■ **Task objective**:
Which lines below hold the word "title"? Copy all of them.

▼

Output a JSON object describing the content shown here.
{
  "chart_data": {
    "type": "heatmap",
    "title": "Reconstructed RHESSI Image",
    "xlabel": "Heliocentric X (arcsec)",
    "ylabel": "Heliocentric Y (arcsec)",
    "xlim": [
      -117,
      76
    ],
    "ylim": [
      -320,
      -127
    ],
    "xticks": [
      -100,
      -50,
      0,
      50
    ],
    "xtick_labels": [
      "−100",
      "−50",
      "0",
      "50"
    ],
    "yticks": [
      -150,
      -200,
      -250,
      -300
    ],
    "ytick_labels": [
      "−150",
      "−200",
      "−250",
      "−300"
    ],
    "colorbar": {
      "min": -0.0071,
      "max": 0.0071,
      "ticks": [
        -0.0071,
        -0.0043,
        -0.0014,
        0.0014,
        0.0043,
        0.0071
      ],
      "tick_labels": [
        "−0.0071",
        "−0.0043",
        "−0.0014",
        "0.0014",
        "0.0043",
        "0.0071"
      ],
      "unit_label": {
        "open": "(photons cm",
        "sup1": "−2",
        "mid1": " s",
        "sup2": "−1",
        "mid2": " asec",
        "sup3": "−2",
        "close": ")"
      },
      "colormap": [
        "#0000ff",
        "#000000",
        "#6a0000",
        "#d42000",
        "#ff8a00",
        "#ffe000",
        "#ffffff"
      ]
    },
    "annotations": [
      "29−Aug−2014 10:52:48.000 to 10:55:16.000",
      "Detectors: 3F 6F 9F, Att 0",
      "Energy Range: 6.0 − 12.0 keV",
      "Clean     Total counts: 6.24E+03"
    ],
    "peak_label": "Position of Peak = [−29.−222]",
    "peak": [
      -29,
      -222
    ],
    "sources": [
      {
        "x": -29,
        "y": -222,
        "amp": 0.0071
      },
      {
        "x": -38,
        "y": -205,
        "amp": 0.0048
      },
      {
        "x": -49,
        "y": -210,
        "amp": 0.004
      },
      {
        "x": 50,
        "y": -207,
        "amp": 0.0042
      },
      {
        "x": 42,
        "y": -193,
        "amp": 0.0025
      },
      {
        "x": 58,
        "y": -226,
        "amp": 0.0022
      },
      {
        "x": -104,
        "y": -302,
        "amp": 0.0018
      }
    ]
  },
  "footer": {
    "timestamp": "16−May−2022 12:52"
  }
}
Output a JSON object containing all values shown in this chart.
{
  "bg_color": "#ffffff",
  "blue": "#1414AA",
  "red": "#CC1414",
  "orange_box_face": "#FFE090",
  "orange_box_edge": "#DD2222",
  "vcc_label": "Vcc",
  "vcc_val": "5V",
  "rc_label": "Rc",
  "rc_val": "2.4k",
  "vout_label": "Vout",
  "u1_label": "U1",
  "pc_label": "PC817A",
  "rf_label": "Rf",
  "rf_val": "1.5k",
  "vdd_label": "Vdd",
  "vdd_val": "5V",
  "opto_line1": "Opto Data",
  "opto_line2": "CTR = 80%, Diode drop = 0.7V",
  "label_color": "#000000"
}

▲
▼

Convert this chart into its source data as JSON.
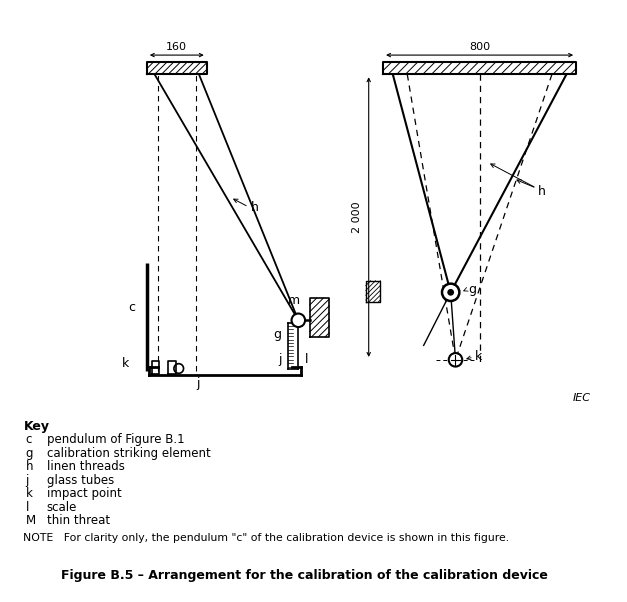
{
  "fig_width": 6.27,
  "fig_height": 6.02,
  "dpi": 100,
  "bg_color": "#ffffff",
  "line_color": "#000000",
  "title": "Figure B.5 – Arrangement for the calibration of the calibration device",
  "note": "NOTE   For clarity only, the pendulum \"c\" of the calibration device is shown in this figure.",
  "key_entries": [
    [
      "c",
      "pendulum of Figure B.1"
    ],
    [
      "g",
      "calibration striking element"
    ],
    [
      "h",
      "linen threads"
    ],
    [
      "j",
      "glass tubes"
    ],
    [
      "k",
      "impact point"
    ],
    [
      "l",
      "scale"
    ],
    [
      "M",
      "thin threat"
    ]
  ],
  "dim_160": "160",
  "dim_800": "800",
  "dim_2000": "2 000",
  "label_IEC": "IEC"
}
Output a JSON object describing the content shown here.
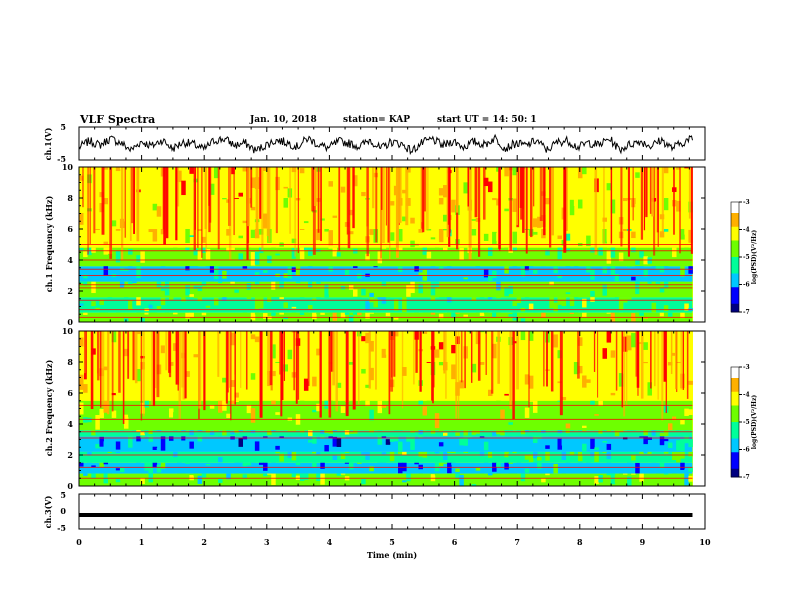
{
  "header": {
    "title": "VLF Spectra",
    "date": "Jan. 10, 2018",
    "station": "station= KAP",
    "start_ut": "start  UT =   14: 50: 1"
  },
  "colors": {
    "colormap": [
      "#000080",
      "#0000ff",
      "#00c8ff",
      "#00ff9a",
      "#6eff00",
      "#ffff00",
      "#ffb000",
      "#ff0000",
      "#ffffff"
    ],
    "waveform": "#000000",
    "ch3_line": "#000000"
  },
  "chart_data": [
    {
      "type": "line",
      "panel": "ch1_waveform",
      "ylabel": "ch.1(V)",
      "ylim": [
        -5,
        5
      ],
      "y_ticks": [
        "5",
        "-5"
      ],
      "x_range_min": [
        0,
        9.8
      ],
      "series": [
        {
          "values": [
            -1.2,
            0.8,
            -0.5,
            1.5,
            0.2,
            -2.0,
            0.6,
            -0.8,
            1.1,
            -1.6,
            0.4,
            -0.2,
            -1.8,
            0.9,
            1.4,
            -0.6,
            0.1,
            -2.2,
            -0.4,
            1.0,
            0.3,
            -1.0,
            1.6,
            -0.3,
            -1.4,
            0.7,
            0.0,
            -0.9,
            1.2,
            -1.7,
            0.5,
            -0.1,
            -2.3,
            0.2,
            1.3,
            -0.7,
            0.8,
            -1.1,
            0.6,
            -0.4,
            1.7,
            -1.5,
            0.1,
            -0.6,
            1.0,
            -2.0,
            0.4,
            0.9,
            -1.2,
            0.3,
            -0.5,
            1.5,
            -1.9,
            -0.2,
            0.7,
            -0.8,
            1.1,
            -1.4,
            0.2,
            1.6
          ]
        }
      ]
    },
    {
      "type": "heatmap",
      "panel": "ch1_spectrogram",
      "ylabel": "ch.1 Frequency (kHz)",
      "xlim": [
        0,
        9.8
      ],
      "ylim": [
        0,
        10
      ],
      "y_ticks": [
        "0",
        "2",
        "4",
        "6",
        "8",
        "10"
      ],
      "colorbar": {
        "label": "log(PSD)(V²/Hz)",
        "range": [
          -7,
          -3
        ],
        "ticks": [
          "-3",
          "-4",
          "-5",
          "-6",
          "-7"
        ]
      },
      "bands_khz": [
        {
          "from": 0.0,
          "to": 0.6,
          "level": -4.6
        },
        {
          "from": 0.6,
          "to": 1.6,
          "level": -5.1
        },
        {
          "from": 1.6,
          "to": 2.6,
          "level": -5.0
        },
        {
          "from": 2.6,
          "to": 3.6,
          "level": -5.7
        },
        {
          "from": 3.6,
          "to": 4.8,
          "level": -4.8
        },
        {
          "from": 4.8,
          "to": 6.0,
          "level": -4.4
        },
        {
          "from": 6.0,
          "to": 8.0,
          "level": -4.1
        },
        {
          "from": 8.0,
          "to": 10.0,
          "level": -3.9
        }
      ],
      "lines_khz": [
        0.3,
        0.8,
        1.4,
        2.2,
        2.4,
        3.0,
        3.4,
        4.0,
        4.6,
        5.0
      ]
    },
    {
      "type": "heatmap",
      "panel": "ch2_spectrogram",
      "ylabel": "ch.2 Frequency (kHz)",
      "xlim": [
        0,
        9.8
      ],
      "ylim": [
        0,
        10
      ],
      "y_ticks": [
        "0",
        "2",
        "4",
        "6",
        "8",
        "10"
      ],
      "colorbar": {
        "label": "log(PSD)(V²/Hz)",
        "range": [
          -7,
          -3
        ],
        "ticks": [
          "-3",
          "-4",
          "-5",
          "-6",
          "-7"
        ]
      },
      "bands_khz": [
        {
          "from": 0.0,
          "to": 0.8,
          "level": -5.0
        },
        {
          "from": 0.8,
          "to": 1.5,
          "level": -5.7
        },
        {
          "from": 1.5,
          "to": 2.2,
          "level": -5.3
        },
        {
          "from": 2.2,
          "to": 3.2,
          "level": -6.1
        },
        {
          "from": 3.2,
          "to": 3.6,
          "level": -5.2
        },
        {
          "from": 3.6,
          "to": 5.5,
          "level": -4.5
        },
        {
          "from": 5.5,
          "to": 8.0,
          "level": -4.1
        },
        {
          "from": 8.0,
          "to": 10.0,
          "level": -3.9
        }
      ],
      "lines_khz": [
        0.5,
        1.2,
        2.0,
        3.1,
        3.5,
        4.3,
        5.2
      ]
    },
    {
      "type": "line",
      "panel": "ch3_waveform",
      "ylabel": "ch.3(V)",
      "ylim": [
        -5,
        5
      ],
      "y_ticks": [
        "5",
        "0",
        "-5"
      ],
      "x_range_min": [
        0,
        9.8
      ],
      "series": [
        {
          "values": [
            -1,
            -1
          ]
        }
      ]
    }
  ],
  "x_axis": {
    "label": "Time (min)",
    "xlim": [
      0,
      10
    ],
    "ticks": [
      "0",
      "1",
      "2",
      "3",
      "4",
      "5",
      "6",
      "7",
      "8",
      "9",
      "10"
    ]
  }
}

▲

■ **Correct result**:
    "title": "Reconstructed RHESSI Image",
  "title": "Figure B.5 – Arrangement for the calibration of the calibration device",
    "title": "VLF Spectra",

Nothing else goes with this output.